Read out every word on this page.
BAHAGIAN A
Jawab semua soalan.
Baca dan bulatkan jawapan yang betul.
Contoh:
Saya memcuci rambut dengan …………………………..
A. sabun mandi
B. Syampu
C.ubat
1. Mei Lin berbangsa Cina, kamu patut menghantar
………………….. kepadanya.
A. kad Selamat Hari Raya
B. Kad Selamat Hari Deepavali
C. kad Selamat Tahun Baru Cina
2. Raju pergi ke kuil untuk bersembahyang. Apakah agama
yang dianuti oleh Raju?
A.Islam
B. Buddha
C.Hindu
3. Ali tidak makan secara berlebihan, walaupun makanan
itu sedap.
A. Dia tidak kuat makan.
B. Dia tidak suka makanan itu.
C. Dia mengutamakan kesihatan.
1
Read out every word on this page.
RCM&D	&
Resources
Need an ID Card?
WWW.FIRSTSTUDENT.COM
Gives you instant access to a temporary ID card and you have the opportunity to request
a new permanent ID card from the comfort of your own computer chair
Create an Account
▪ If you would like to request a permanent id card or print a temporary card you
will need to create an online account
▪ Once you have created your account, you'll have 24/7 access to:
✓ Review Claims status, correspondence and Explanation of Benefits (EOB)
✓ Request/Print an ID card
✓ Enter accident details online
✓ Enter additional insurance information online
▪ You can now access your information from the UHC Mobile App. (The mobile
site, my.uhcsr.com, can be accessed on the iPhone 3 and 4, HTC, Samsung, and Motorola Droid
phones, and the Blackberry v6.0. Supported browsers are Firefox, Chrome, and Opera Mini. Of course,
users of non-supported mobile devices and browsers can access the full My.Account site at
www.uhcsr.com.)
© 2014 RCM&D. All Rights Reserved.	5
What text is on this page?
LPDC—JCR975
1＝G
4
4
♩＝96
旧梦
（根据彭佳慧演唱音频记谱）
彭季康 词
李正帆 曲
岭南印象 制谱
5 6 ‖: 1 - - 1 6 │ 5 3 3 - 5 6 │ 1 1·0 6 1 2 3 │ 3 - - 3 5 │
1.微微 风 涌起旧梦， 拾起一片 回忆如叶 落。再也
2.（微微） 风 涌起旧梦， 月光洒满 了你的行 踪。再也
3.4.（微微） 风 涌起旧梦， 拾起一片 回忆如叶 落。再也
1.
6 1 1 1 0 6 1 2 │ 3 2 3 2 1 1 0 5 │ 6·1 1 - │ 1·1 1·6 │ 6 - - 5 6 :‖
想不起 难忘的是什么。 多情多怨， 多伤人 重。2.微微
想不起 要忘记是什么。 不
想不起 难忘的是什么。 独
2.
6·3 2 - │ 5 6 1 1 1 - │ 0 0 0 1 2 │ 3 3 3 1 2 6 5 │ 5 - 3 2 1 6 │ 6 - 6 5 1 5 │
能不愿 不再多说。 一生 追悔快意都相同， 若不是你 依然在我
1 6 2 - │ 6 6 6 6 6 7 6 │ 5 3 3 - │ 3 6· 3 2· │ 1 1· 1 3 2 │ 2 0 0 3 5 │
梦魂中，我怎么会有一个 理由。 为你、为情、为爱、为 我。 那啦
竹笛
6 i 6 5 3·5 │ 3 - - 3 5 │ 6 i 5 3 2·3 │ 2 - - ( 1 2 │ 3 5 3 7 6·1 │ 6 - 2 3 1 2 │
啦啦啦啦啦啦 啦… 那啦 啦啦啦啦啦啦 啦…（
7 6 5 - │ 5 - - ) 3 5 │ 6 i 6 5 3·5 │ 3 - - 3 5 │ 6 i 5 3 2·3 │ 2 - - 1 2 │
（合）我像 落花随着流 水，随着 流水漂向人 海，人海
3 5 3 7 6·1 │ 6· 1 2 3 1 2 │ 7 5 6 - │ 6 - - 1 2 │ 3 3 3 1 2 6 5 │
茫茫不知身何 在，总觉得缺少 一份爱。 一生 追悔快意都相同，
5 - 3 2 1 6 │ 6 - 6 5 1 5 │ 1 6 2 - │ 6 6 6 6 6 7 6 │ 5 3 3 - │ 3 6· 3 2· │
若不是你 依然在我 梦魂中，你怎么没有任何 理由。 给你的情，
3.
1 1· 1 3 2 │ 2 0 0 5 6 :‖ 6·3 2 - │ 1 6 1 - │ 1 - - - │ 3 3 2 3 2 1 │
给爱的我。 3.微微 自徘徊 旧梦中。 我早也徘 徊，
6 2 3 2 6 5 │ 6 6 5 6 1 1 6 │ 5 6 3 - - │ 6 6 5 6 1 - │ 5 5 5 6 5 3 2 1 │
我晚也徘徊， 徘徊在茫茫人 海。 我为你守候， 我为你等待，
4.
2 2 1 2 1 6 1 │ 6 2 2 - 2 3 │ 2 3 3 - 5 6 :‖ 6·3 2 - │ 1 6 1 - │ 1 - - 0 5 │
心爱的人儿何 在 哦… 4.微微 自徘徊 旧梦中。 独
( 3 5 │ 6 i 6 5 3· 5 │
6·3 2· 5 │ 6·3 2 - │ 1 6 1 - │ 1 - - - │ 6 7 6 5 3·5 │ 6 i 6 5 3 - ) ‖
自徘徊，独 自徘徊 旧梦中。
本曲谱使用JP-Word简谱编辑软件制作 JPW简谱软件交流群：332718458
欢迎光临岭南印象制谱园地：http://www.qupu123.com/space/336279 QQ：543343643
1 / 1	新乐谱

-=-=-

(DIRECTIVE): Show all lines from the records above where the word "uhcsr" occurs.

(TASK ANSWER):
site, my.uhcsr.com, can be accessed on the iPhone 3 and 4, HTC, Samsung, and Motorola Droid
www.uhcsr.com.)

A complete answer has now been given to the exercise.